What this task involves ▸ Please render everything in the material from the line containing "Annotate this image: element" down to and including the line containing "y-axis-label: Densità [13, 449, 40, 531]" as a Markdown table. Use two columns, Row for the row number and Line for the line itself, and leave out any blank lines.

Materials provided ▸
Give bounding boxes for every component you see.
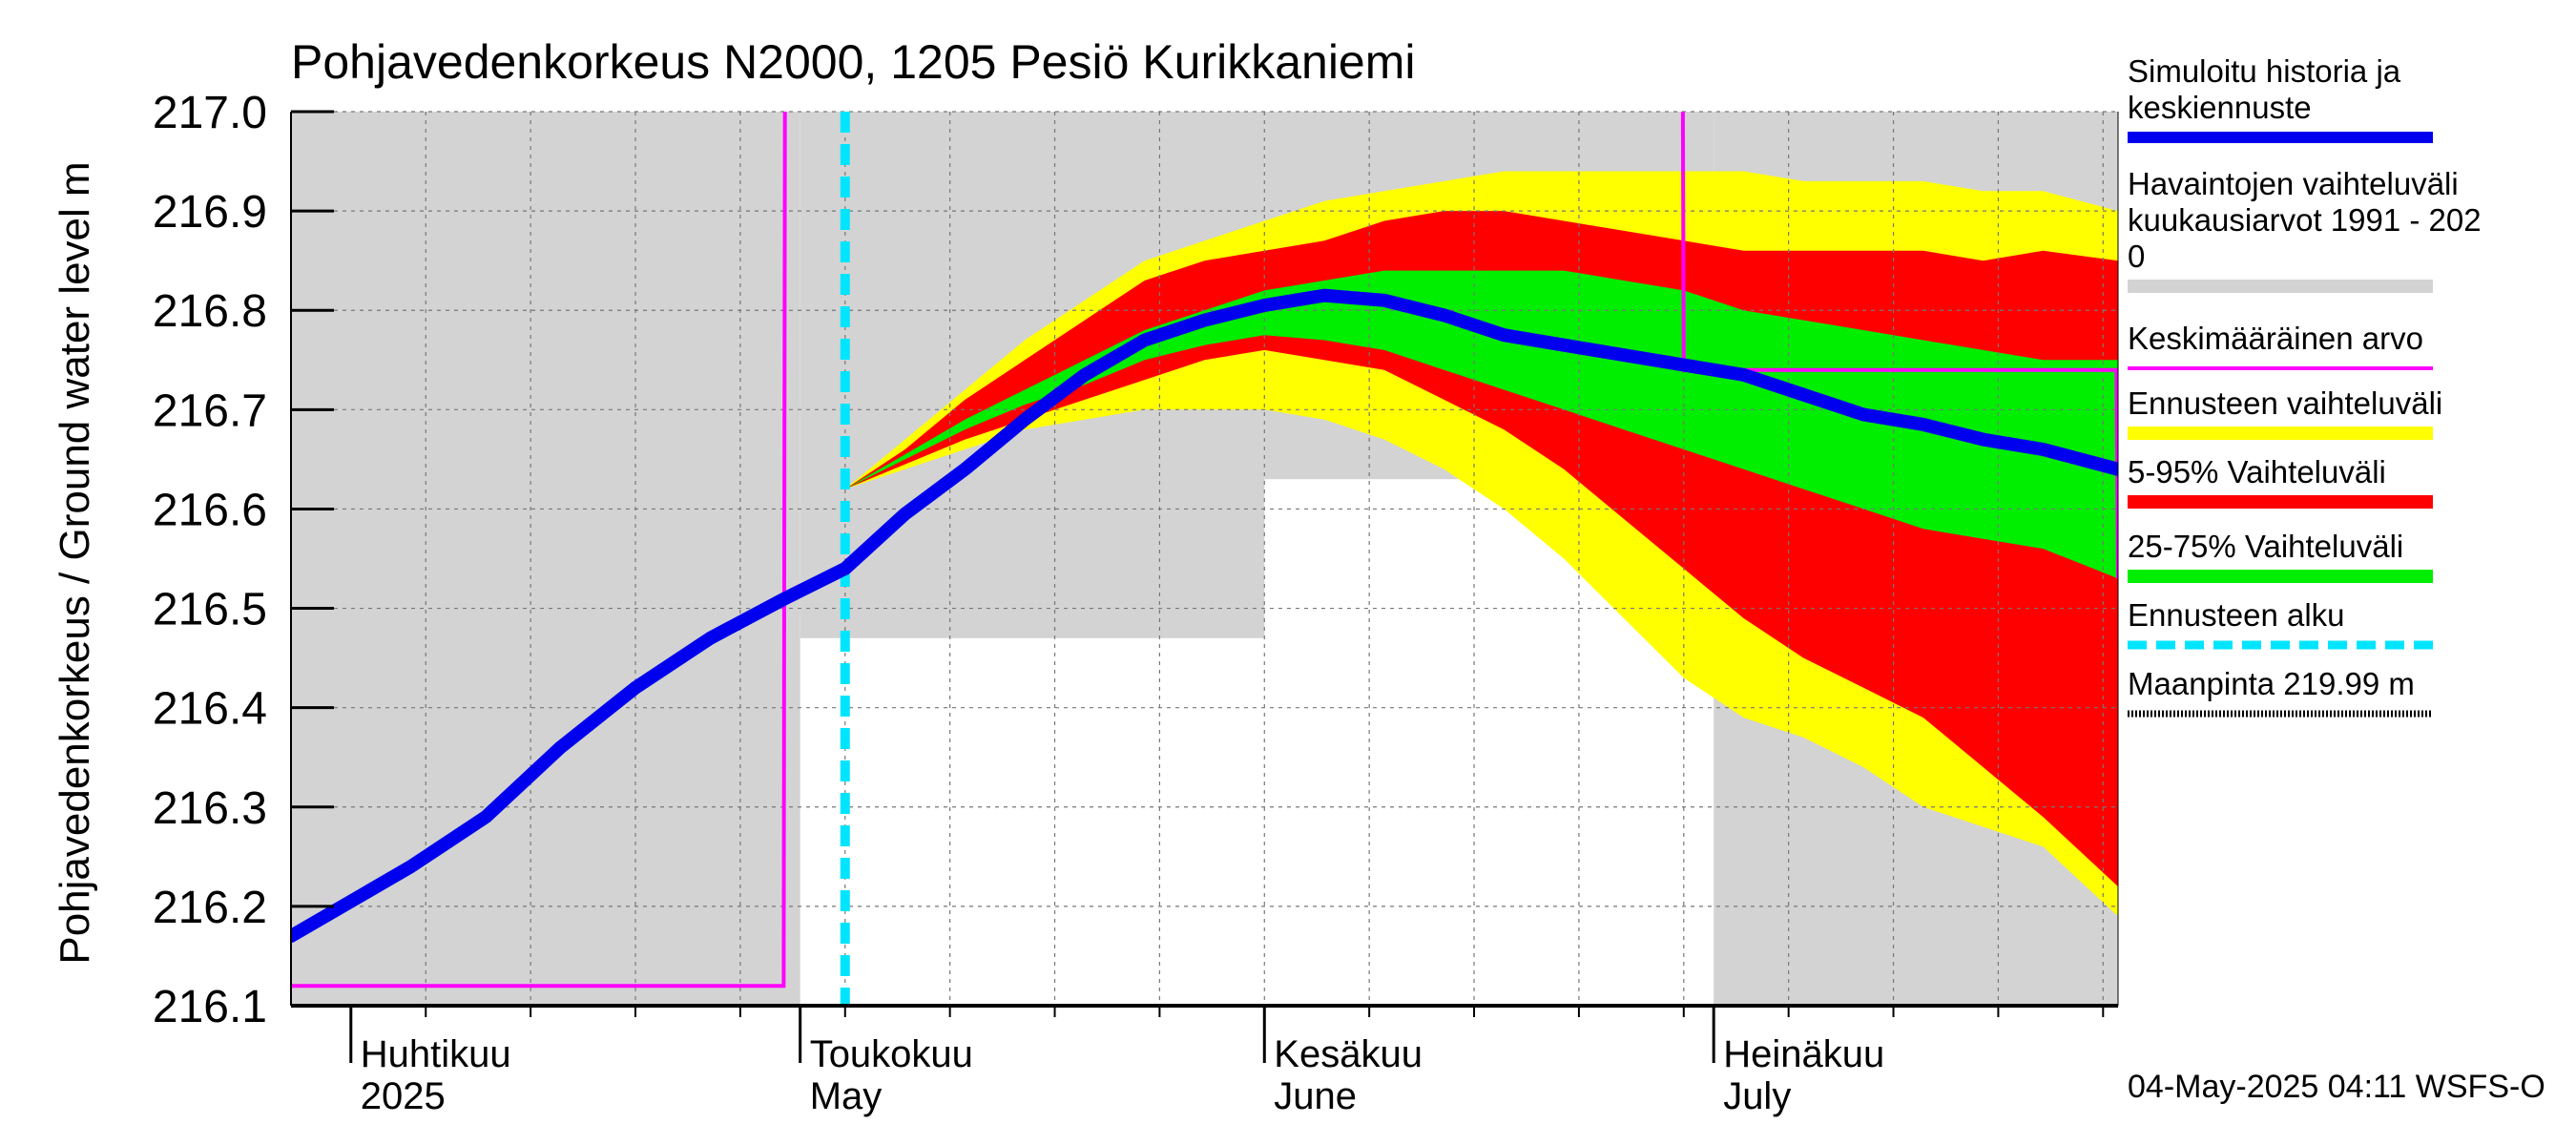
--
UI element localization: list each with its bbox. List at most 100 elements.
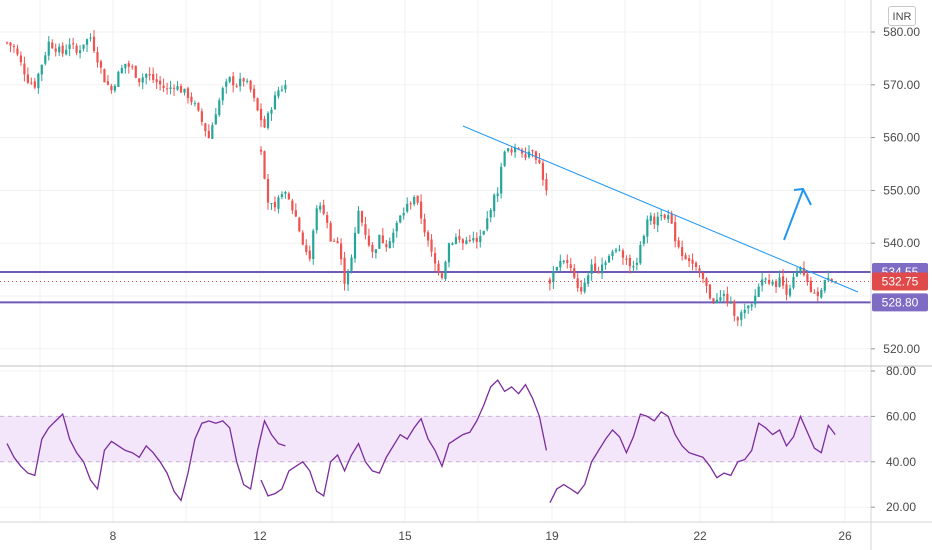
* * *
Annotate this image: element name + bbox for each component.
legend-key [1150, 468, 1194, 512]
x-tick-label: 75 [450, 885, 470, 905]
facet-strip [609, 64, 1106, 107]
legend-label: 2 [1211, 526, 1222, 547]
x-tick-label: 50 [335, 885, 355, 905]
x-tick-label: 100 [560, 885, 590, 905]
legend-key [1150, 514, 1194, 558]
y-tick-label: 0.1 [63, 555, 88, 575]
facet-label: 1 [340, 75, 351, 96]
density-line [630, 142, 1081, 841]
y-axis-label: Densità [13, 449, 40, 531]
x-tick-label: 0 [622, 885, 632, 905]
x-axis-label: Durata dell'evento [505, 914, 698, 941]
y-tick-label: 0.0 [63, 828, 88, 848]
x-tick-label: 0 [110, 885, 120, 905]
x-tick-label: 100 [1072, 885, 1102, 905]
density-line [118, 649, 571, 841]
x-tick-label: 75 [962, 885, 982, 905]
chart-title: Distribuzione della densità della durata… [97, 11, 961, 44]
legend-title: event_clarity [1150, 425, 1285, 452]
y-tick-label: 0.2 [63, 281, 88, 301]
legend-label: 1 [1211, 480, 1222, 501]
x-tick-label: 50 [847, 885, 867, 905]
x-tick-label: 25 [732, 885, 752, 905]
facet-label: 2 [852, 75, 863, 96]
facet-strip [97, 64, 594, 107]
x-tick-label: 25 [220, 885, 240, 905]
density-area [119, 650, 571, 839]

Output for this exercise ▸
| Row | Line |
|---|---|
| 1 | Annotate this image: element name + bbox for each component. |
| 2 | legend-key [1150, 468, 1194, 512] |
| 3 | x-tick-label: 75 [450, 885, 470, 905] |
| 4 | facet-strip [609, 64, 1106, 107] |
| 5 | legend-label: 2 [1211, 526, 1222, 547] |
| 6 | x-tick-label: 50 [335, 885, 355, 905] |
| 7 | x-tick-label: 100 [560, 885, 590, 905] |
| 8 | legend-key [1150, 514, 1194, 558] |
| 9 | y-tick-label: 0.1 [63, 555, 88, 575] |
| 10 | facet-label: 1 [340, 75, 351, 96] |
| 11 | density-line [630, 142, 1081, 841] |
| 12 | y-axis-label: Densità [13, 449, 40, 531] |